'''
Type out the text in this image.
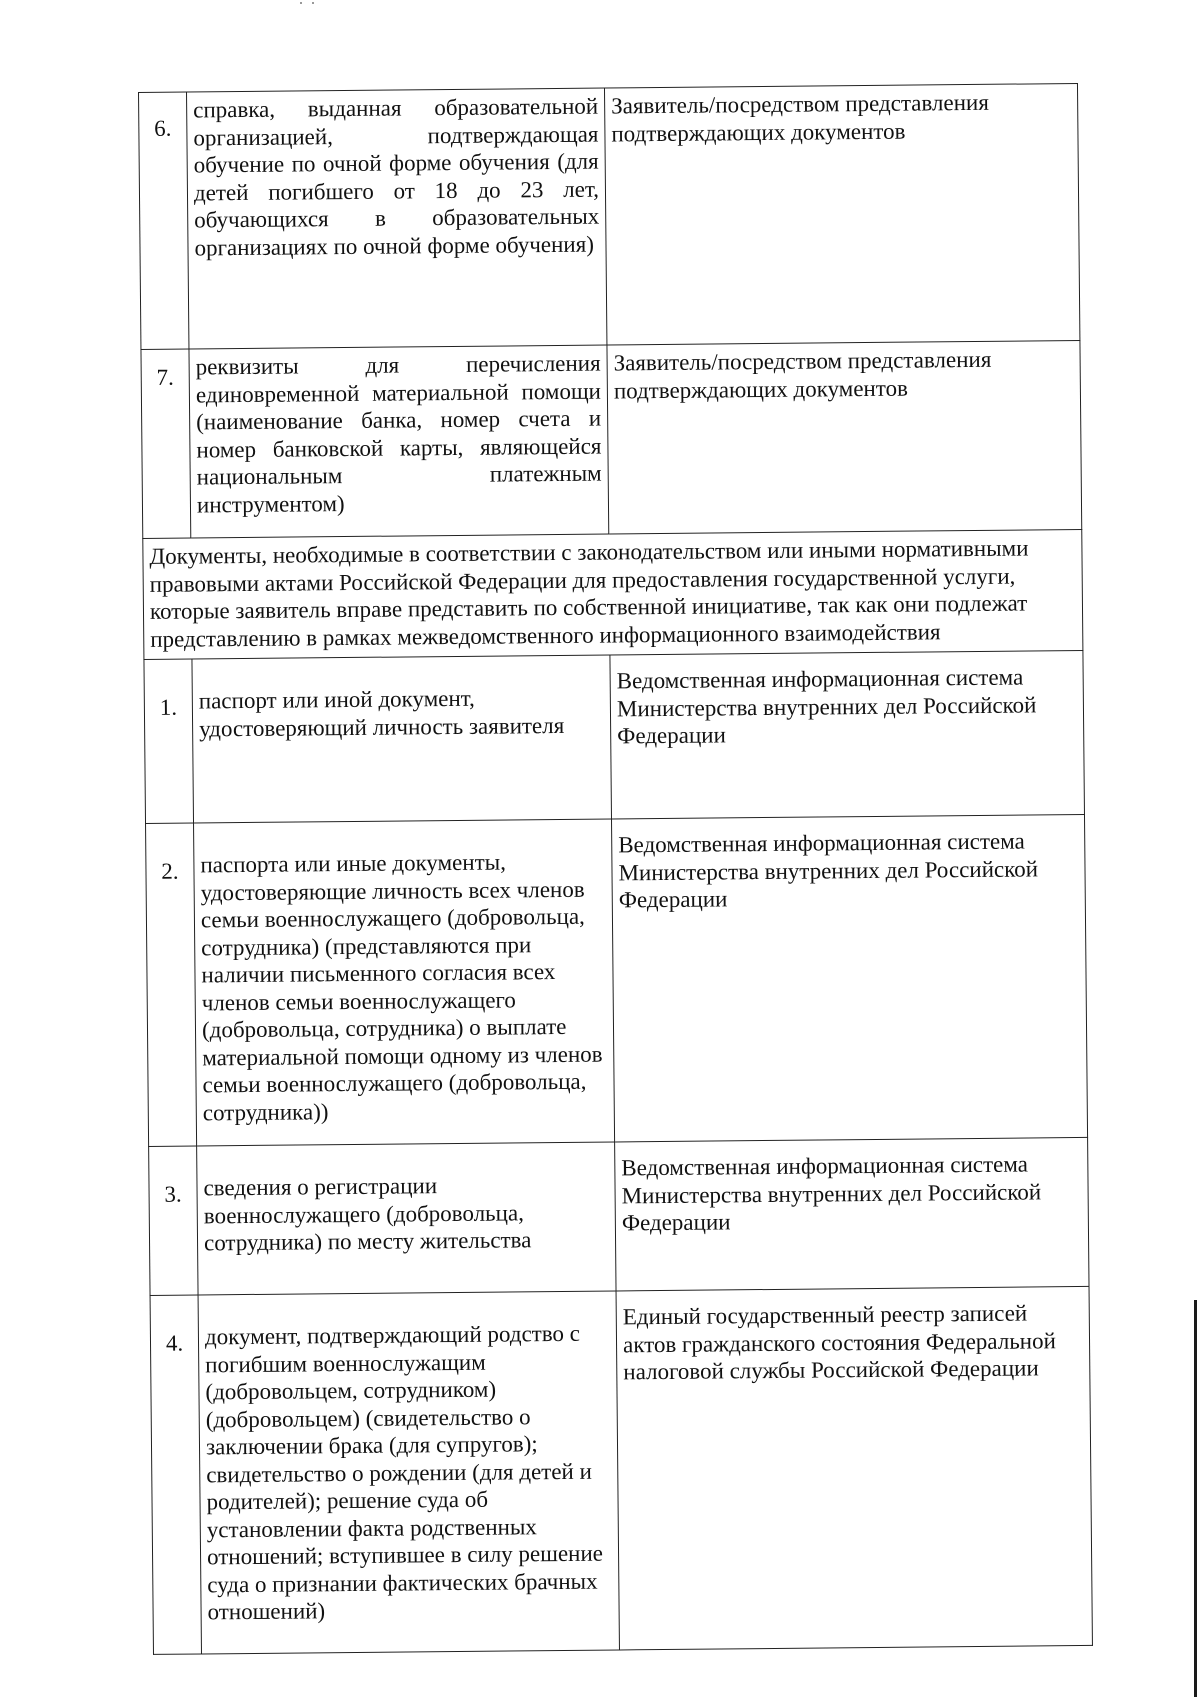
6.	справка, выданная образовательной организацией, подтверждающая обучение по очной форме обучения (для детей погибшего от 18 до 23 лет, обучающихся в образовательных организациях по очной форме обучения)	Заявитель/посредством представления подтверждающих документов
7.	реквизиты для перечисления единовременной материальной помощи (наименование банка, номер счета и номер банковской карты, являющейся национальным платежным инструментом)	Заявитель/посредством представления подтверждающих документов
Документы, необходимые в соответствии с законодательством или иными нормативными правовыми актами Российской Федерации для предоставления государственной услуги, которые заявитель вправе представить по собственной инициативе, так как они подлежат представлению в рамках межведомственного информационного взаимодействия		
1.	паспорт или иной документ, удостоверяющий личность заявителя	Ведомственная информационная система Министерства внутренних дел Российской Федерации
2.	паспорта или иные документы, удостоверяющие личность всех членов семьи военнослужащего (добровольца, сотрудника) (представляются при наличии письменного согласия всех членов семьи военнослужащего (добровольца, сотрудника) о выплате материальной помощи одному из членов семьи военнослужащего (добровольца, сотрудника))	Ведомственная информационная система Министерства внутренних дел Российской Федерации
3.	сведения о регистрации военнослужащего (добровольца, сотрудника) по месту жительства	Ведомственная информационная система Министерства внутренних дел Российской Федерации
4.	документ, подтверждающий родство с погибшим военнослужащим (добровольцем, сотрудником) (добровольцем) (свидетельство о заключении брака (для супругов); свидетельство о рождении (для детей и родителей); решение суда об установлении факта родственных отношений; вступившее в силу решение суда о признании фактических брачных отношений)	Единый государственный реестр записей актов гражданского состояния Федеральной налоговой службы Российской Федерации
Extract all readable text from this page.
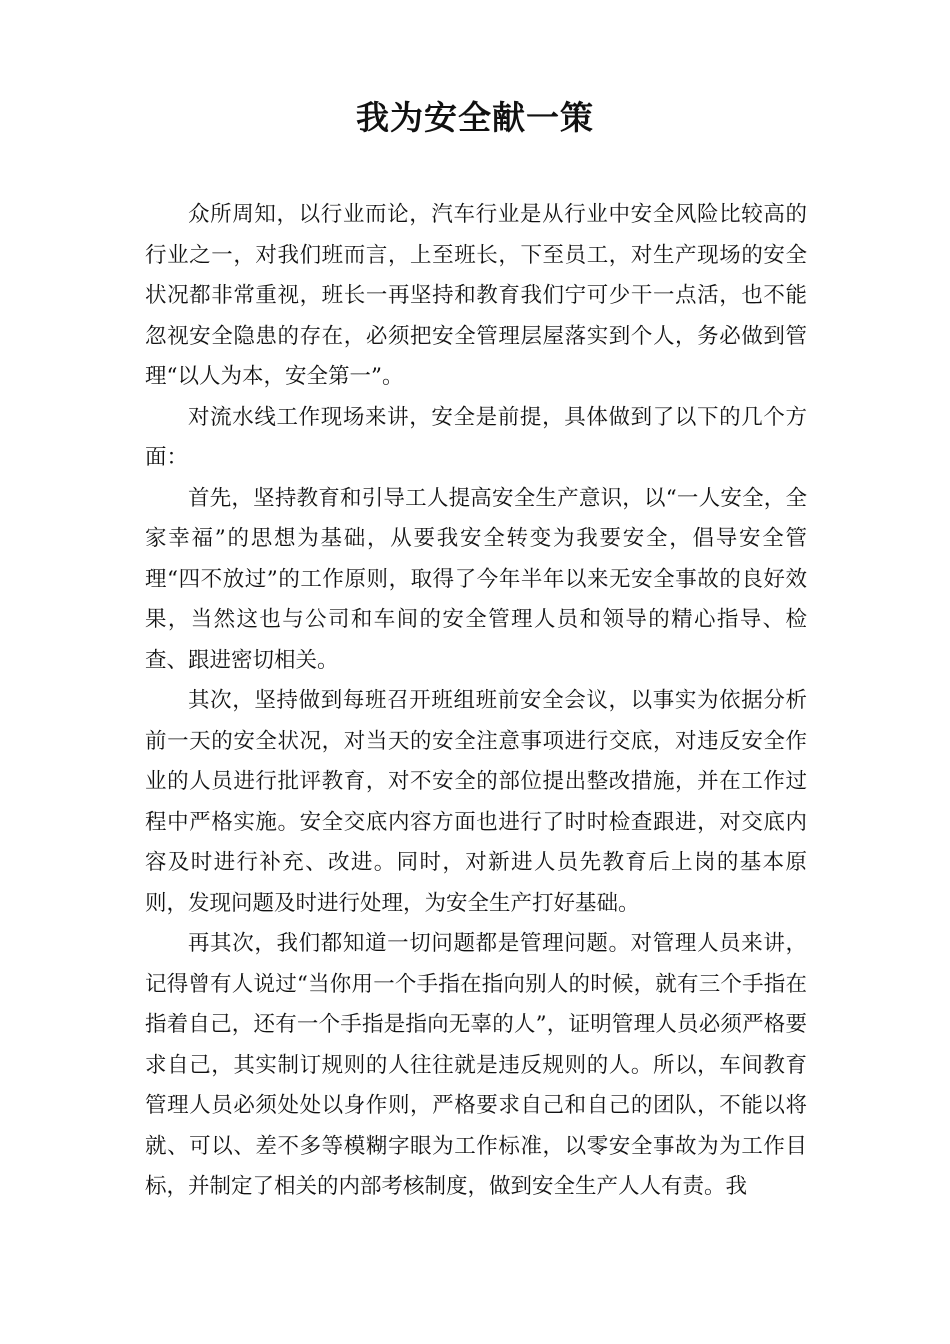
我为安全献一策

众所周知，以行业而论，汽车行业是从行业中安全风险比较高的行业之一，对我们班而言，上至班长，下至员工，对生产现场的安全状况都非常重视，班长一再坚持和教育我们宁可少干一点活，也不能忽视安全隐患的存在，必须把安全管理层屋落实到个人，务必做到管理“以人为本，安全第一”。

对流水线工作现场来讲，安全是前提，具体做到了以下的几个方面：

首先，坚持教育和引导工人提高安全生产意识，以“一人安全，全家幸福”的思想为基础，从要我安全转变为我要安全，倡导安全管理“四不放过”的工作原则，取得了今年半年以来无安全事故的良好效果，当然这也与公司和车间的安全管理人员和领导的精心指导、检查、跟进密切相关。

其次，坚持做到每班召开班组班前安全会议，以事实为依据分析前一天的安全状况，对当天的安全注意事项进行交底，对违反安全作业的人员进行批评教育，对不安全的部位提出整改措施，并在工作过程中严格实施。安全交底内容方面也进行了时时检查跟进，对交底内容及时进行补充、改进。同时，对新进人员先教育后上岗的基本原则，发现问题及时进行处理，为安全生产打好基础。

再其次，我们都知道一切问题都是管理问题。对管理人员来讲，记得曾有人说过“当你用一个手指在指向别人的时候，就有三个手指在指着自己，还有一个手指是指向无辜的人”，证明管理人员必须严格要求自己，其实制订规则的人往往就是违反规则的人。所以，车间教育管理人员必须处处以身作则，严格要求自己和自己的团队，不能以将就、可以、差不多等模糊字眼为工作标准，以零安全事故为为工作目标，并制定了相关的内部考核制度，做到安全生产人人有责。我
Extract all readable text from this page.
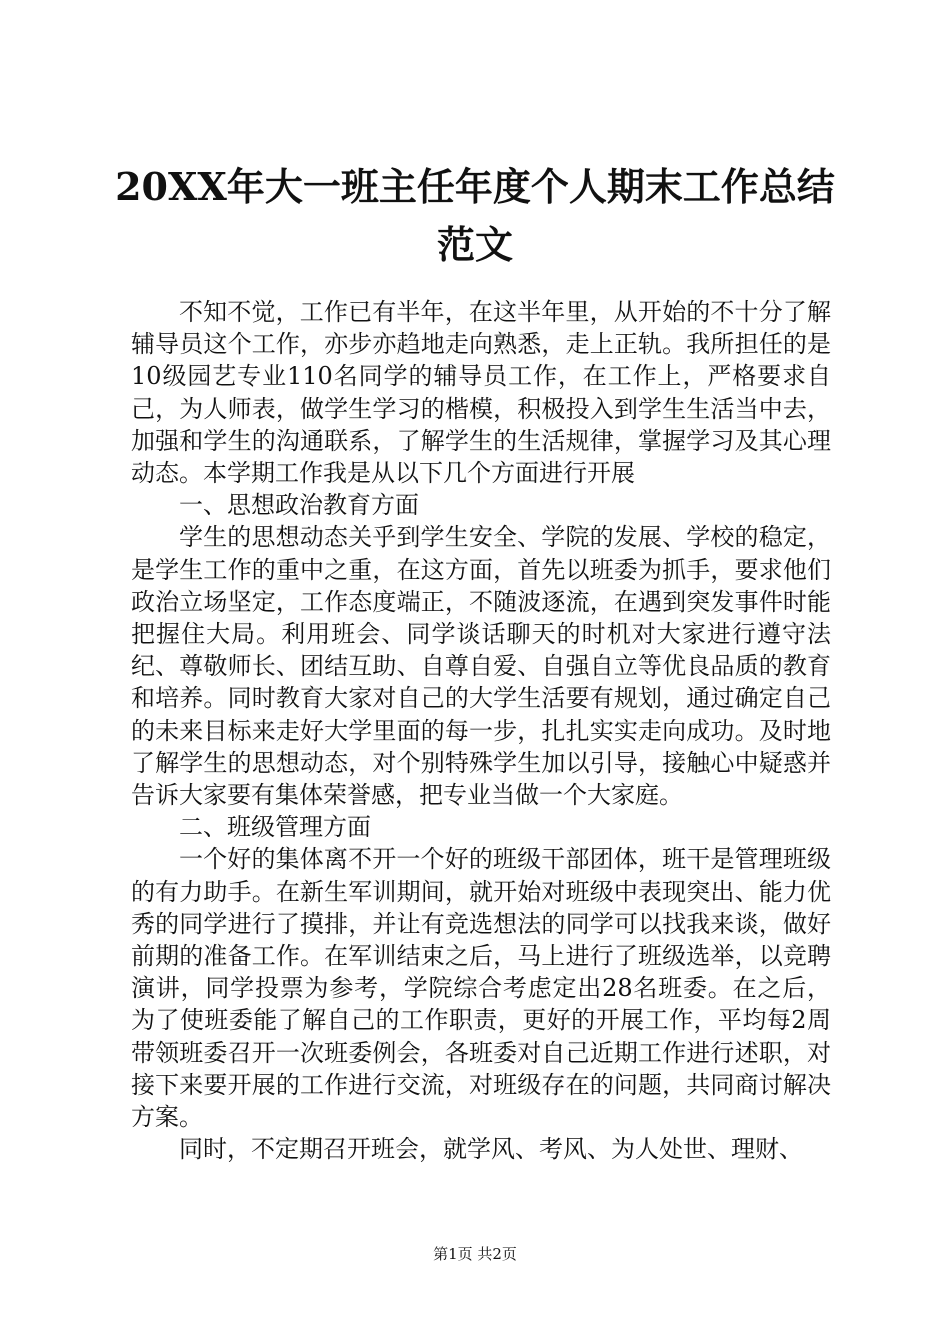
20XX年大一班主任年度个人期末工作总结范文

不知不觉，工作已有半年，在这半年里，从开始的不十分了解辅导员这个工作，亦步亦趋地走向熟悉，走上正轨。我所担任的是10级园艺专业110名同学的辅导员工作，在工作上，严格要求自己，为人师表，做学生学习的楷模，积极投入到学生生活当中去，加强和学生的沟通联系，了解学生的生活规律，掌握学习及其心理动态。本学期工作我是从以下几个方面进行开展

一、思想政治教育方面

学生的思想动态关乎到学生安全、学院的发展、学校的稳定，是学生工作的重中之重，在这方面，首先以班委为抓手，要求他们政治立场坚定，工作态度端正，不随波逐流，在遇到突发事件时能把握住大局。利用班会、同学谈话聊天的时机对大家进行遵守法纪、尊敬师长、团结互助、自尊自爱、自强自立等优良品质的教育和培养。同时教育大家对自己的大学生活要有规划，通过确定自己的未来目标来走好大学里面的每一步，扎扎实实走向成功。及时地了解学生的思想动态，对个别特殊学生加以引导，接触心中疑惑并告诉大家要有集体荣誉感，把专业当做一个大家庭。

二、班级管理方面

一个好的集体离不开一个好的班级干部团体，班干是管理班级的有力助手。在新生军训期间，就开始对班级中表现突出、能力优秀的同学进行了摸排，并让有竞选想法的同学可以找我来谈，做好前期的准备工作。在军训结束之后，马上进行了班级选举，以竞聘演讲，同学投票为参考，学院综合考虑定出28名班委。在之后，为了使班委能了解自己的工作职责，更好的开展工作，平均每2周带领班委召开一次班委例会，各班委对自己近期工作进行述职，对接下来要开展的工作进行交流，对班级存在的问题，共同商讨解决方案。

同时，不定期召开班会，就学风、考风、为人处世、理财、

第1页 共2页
'''
### Given exercise
Skip the pictures and transcribe the rest of the records exactly.

### Expected output
Type out the text in this image.
6.	справка, выданная образовательной организацией, подтверждающая обучение по очной форме обучения (для детей погибшего от 18 до 23 лет, обучающихся в образовательных организациях по очной форме обучения)	Заявитель/посредством представления подтверждающих документов
7.	реквизиты для перечисления единовременной материальной помощи (наименование банка, номер счета и номер банковской карты, являющейся национальным платежным инструментом)	Заявитель/посредством представления подтверждающих документов
Документы, необходимые в соответствии с законодательством или иными нормативными правовыми актами Российской Федерации для предоставления государственной услуги, которые заявитель вправе представить по собственной инициативе, так как они подлежат представлению в рамках межведомственного информационного взаимодействия		
1.	паспорт или иной документ, удостоверяющий личность заявителя	Ведомственная информационная система Министерства внутренних дел Российской Федерации
2.	паспорта или иные документы, удостоверяющие личность всех членов семьи военнослужащего (добровольца, сотрудника) (представляются при наличии письменного согласия всех членов семьи военнослужащего (добровольца, сотрудника) о выплате материальной помощи одному из членов семьи военнослужащего (добровольца, сотрудника))	Ведомственная информационная система Министерства внутренних дел Российской Федерации
3.	сведения о регистрации военнослужащего (добровольца, сотрудника) по месту жительства	Ведомственная информационная система Министерства внутренних дел Российской Федерации
4.	документ, подтверждающий родство с погибшим военнослужащим (добровольцем, сотрудником) (добровольцем) (свидетельство о заключении брака (для супругов); свидетельство о рождении (для детей и родителей); решение суда об установлении факта родственных отношений; вступившее в силу решение суда о признании фактических брачных отношений)	Единый государственный реестр записей актов гражданского состояния Федеральной налоговой службы Российской Федерации
Extract all readable text from this page.
我为安全献一策

众所周知，以行业而论，汽车行业是从行业中安全风险比较高的行业之一，对我们班而言，上至班长，下至员工，对生产现场的安全状况都非常重视，班长一再坚持和教育我们宁可少干一点活，也不能忽视安全隐患的存在，必须把安全管理层屋落实到个人，务必做到管理“以人为本，安全第一”。

对流水线工作现场来讲，安全是前提，具体做到了以下的几个方面：

首先，坚持教育和引导工人提高安全生产意识，以“一人安全，全家幸福”的思想为基础，从要我安全转变为我要安全，倡导安全管理“四不放过”的工作原则，取得了今年半年以来无安全事故的良好效果，当然这也与公司和车间的安全管理人员和领导的精心指导、检查、跟进密切相关。

其次，坚持做到每班召开班组班前安全会议，以事实为依据分析前一天的安全状况，对当天的安全注意事项进行交底，对违反安全作业的人员进行批评教育，对不安全的部位提出整改措施，并在工作过程中严格实施。安全交底内容方面也进行了时时检查跟进，对交底内容及时进行补充、改进。同时，对新进人员先教育后上岗的基本原则，发现问题及时进行处理，为安全生产打好基础。

再其次，我们都知道一切问题都是管理问题。对管理人员来讲，记得曾有人说过“当你用一个手指在指向别人的时候，就有三个手指在指着自己，还有一个手指是指向无辜的人”，证明管理人员必须严格要求自己，其实制订规则的人往往就是违反规则的人。所以，车间教育管理人员必须处处以身作则，严格要求自己和自己的团队，不能以将就、可以、差不多等模糊字眼为工作标准，以零安全事故为为工作目标，并制定了相关的内部考核制度，做到安全生产人人有责。我
Extract all readable text from this page.
20XX年大一班主任年度个人期末工作总结范文

不知不觉，工作已有半年，在这半年里，从开始的不十分了解辅导员这个工作，亦步亦趋地走向熟悉，走上正轨。我所担任的是10级园艺专业110名同学的辅导员工作，在工作上，严格要求自己，为人师表，做学生学习的楷模，积极投入到学生生活当中去，加强和学生的沟通联系，了解学生的生活规律，掌握学习及其心理动态。本学期工作我是从以下几个方面进行开展

一、思想政治教育方面

学生的思想动态关乎到学生安全、学院的发展、学校的稳定，是学生工作的重中之重，在这方面，首先以班委为抓手，要求他们政治立场坚定，工作态度端正，不随波逐流，在遇到突发事件时能把握住大局。利用班会、同学谈话聊天的时机对大家进行遵守法纪、尊敬师长、团结互助、自尊自爱、自强自立等优良品质的教育和培养。同时教育大家对自己的大学生活要有规划，通过确定自己的未来目标来走好大学里面的每一步，扎扎实实走向成功。及时地了解学生的思想动态，对个别特殊学生加以引导，接触心中疑惑并告诉大家要有集体荣誉感，把专业当做一个大家庭。

二、班级管理方面

一个好的集体离不开一个好的班级干部团体，班干是管理班级的有力助手。在新生军训期间，就开始对班级中表现突出、能力优秀的同学进行了摸排，并让有竞选想法的同学可以找我来谈，做好前期的准备工作。在军训结束之后，马上进行了班级选举，以竞聘演讲，同学投票为参考，学院综合考虑定出28名班委。在之后，为了使班委能了解自己的工作职责，更好的开展工作，平均每2周带领班委召开一次班委例会，各班委对自己近期工作进行述职，对接下来要开展的工作进行交流，对班级存在的问题，共同商讨解决方案。

同时，不定期召开班会，就学风、考风、为人处世、理财、

第1页 共2页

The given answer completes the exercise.